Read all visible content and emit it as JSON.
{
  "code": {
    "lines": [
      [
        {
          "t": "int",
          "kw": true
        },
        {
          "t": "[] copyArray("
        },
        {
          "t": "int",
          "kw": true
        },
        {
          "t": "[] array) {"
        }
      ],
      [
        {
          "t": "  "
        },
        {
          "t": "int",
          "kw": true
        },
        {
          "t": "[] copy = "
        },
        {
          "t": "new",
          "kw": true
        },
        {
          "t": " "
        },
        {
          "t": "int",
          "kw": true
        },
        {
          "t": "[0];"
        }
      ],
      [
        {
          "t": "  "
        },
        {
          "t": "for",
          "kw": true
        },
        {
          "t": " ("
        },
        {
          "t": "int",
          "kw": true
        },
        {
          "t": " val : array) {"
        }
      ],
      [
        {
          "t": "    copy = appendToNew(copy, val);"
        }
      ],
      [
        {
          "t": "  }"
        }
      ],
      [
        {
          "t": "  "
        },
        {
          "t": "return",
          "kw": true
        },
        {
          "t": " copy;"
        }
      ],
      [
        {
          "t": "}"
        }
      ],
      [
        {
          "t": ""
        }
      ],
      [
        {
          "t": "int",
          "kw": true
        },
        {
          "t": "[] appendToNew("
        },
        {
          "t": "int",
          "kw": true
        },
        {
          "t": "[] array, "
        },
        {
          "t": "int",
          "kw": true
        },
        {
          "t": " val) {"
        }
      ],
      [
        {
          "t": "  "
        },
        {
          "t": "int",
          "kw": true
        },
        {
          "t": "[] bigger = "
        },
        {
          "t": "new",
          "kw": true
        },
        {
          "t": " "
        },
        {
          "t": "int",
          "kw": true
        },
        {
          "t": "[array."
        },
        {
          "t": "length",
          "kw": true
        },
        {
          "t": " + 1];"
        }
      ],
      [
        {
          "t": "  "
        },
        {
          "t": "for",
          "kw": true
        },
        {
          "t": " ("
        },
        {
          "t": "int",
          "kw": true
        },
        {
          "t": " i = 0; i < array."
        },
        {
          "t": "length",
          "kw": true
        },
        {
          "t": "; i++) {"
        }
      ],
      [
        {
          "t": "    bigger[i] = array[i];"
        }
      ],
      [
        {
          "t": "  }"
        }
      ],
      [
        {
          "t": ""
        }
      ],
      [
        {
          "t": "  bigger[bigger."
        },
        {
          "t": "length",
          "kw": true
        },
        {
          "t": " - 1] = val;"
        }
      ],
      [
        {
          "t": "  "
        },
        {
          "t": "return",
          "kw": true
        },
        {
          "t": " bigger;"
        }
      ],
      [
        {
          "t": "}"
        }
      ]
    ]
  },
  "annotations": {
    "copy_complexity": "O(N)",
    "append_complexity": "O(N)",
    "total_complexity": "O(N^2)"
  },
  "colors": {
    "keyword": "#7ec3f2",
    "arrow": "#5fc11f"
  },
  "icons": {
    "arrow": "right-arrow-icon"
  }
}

========================================

Retype every entry word for word.

-- FINAL RESULT --
Read all visible content and emit it as JSON.
{
  "code": {
    "lines": [
      [
        {
          "t": "int",
          "kw": true
        },
        {
          "t": "[] copyArray("
        },
        {
          "t": "int",
          "kw": true
        },
        {
          "t": "[] array) {"
        }
      ],
      [
        {
          "t": "  "
        },
        {
          "t": "int",
          "kw": true
        },
        {
          "t": "[] copy = "
        },
        {
          "t": "new",
          "kw": true
        },
        {
          "t": " "
        },
        {
          "t": "int",
          "kw": true
        },
        {
          "t": "[0];"
        }
      ],
      [
        {
          "t": "  "
        },
        {
          "t": "for",
          "kw": true
        },
        {
          "t": " ("
        },
        {
          "t": "int",
          "kw": true
        },
        {
          "t": " val : array) {"
        }
      ],
      [
        {
          "t": "    copy = appendToNew(copy, val);"
        }
      ],
      [
        {
          "t": "  }"
        }
      ],
      [
        {
          "t": "  "
        },
        {
          "t": "return",
          "kw": true
        },
        {
          "t": " copy;"
        }
      ],
      [
        {
          "t": "}"
        }
      ],
      [
        {
          "t": ""
        }
      ],
      [
        {
          "t": "int",
          "kw": true
        },
        {
          "t": "[] appendToNew("
        },
        {
          "t": "int",
          "kw": true
        },
        {
          "t": "[] array, "
        },
        {
          "t": "int",
          "kw": true
        },
        {
          "t": " val) {"
        }
      ],
      [
        {
          "t": "  "
        },
        {
          "t": "int",
          "kw": true
        },
        {
          "t": "[] bigger = "
        },
        {
          "t": "new",
          "kw": true
        },
        {
          "t": " "
        },
        {
          "t": "int",
          "kw": true
        },
        {
          "t": "[array."
        },
        {
          "t": "length",
          "kw": true
        },
        {
          "t": " + 1];"
        }
      ],
      [
        {
          "t": "  "
        },
        {
          "t": "for",
          "kw": true
        },
        {
          "t": " ("
        },
        {
          "t": "int",
          "kw": true
        },
        {
          "t": " i = 0; i < array."
        },
        {
          "t": "length",
          "kw": true
        },
        {
          "t": "; i++) {"
        }
      ],
      [
        {
          "t": "    bigger[i] = array[i];"
        }
      ],
      [
        {
          "t": "  }"
        }
      ],
      [
        {
          "t": ""
        }
      ],
      [
        {
          "t": "  bigger[bigger."
        },
        {
          "t": "length",
          "kw": true
        },
        {
          "t": " - 1] = val;"
        }
      ],
      [
        {
          "t": "  "
        },
        {
          "t": "return",
          "kw": true
        },
        {
          "t": " bigger;"
        }
      ],
      [
        {
          "t": "}"
        }
      ]
    ]
  },
  "annotations": {
    "copy_complexity": "O(N)",
    "append_complexity": "O(N)",
    "total_complexity": "O(N^2)"
  },
  "colors": {
    "keyword": "#7ec3f2",
    "arrow": "#5fc11f"
  },
  "icons": {
    "arrow": "right-arrow-icon"
  }
}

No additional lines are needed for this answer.